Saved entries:

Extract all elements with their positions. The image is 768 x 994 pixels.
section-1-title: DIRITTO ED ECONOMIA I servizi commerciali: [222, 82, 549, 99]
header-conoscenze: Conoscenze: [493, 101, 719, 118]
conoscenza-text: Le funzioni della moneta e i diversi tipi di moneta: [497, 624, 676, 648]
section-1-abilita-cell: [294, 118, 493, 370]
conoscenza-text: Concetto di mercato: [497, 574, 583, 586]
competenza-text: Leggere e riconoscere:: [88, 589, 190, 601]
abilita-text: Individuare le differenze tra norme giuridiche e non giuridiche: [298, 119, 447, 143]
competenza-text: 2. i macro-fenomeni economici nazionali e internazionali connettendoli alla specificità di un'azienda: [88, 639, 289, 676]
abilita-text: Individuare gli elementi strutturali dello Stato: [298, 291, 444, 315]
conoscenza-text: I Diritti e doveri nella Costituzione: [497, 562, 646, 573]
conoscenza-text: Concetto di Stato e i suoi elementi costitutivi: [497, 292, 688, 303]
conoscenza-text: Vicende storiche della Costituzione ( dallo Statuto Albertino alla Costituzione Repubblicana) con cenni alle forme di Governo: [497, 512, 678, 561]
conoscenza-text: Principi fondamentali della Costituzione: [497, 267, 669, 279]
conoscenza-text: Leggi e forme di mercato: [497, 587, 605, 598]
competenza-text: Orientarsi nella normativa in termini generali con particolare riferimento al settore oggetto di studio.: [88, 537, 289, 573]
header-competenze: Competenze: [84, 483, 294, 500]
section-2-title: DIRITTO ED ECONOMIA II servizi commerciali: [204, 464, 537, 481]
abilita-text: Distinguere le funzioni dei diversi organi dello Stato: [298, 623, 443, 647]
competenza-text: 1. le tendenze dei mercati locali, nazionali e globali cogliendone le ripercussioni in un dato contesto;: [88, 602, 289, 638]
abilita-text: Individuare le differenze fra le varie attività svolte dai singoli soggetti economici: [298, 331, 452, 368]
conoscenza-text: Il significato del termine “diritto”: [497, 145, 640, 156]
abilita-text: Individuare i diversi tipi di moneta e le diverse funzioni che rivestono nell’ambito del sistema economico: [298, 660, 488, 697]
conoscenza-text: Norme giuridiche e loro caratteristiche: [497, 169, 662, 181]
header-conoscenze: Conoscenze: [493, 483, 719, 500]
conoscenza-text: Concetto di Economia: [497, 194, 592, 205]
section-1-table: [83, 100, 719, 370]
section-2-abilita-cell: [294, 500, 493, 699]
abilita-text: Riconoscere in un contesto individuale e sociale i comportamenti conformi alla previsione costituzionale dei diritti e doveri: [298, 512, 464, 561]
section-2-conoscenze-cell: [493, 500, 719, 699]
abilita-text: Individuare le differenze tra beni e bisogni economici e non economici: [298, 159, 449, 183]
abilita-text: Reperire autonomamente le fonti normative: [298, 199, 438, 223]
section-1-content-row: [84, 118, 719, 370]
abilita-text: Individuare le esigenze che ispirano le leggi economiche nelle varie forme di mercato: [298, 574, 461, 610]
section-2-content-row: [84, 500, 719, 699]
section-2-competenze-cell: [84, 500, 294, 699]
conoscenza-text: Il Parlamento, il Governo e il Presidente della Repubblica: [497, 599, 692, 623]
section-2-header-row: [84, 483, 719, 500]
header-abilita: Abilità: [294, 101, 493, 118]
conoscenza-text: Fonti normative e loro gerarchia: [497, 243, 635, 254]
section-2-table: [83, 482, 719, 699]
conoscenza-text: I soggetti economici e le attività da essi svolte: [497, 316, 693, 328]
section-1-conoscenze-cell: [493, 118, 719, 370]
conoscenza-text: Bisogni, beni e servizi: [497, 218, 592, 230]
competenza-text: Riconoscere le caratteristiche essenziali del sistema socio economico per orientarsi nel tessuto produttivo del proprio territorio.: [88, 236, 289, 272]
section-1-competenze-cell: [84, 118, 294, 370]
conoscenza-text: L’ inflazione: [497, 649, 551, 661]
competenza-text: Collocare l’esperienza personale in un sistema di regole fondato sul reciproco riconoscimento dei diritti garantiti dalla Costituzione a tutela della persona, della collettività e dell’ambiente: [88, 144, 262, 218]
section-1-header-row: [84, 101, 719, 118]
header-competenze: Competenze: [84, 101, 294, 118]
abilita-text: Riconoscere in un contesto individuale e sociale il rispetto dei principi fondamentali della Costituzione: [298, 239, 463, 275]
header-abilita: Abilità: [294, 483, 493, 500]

What you have to do.
Edit the lines so that "servizi commerciali" reads "servizi sociali" everywhere it appears, leaving every other character unchanged.

Complete response.
Extract all elements with their positions. The image is 768 x 994 pixels.
section-1-title: DIRITTO ED ECONOMIA I servizi sociali: [222, 82, 549, 99]
header-conoscenze: Conoscenze: [493, 101, 719, 118]
conoscenza-text: Le funzioni della moneta e i diversi tipi di moneta: [497, 624, 676, 648]
section-1-abilita-cell: [294, 118, 493, 370]
conoscenza-text: Concetto di mercato: [497, 574, 583, 586]
competenza-text: Leggere e riconoscere:: [88, 589, 190, 601]
abilita-text: Individuare le differenze tra norme giuridiche e non giuridiche: [298, 119, 447, 143]
competenza-text: 2. i macro-fenomeni economici nazionali e internazionali connettendoli alla specificità di un'azienda: [88, 639, 289, 676]
abilita-text: Individuare gli elementi strutturali dello Stato: [298, 291, 444, 315]
conoscenza-text: I Diritti e doveri nella Costituzione: [497, 562, 646, 573]
conoscenza-text: Concetto di Stato e i suoi elementi costitutivi: [497, 292, 688, 303]
conoscenza-text: Vicende storiche della Costituzione ( dallo Statuto Albertino alla Costituzione Repubblicana) con cenni alle forme di Governo: [497, 512, 678, 561]
conoscenza-text: Principi fondamentali della Costituzione: [497, 267, 669, 279]
conoscenza-text: Leggi e forme di mercato: [497, 587, 605, 598]
competenza-text: Orientarsi nella normativa in termini generali con particolare riferimento al settore oggetto di studio.: [88, 537, 289, 573]
header-competenze: Competenze: [84, 483, 294, 500]
section-2-title: DIRITTO ED ECONOMIA II servizi sociali: [204, 464, 537, 481]
abilita-text: Distinguere le funzioni dei diversi organi dello Stato: [298, 623, 443, 647]
competenza-text: 1. le tendenze dei mercati locali, nazionali e globali cogliendone le ripercussioni in un dato contesto;: [88, 602, 289, 638]
abilita-text: Individuare le differenze fra le varie attività svolte dai singoli soggetti economici: [298, 331, 452, 368]
conoscenza-text: Il significato del termine “diritto”: [497, 145, 640, 156]
abilita-text: Individuare i diversi tipi di moneta e le diverse funzioni che rivestono nell’ambito del sistema economico: [298, 660, 488, 697]
conoscenza-text: Norme giuridiche e loro caratteristiche: [497, 169, 662, 181]
header-conoscenze: Conoscenze: [493, 483, 719, 500]
conoscenza-text: Concetto di Economia: [497, 194, 592, 205]
section-1-table: [83, 100, 719, 370]
section-2-abilita-cell: [294, 500, 493, 699]
abilita-text: Riconoscere in un contesto individuale e sociale i comportamenti conformi alla previsione costituzionale dei diritti e doveri: [298, 512, 464, 561]
section-2-conoscenze-cell: [493, 500, 719, 699]
abilita-text: Individuare le differenze tra beni e bisogni economici e non economici: [298, 159, 449, 183]
abilita-text: Reperire autonomamente le fonti normative: [298, 199, 438, 223]
section-1-content-row: [84, 118, 719, 370]
abilita-text: Individuare le esigenze che ispirano le leggi economiche nelle varie forme di mercato: [298, 574, 461, 610]
section-2-content-row: [84, 500, 719, 699]
section-2-competenze-cell: [84, 500, 294, 699]
conoscenza-text: Il Parlamento, il Governo e il Presidente della Repubblica: [497, 599, 692, 623]
section-2-header-row: [84, 483, 719, 500]
header-abilita: Abilità: [294, 101, 493, 118]
conoscenza-text: Fonti normative e loro gerarchia: [497, 243, 635, 254]
section-2-table: [83, 482, 719, 699]
conoscenza-text: I soggetti economici e le attività da essi svolte: [497, 316, 693, 328]
section-1-conoscenze-cell: [493, 118, 719, 370]
conoscenza-text: Bisogni, beni e servizi: [497, 218, 592, 230]
competenza-text: Riconoscere le caratteristiche essenziali del sistema socio economico per orientarsi nel tessuto produttivo del proprio territorio.: [88, 236, 289, 272]
section-1-competenze-cell: [84, 118, 294, 370]
conoscenza-text: L’ inflazione: [497, 649, 551, 661]
competenza-text: Collocare l’esperienza personale in un sistema di regole fondato sul reciproco riconoscimento dei diritti garantiti dalla Costituzione a tutela della persona, della collettività e dell’ambiente: [88, 144, 262, 218]
section-1-header-row: [84, 101, 719, 118]
header-competenze: Competenze: [84, 101, 294, 118]
abilita-text: Riconoscere in un contesto individuale e sociale il rispetto dei principi fondamentali della Costituzione: [298, 239, 463, 275]
header-abilita: Abilità: [294, 483, 493, 500]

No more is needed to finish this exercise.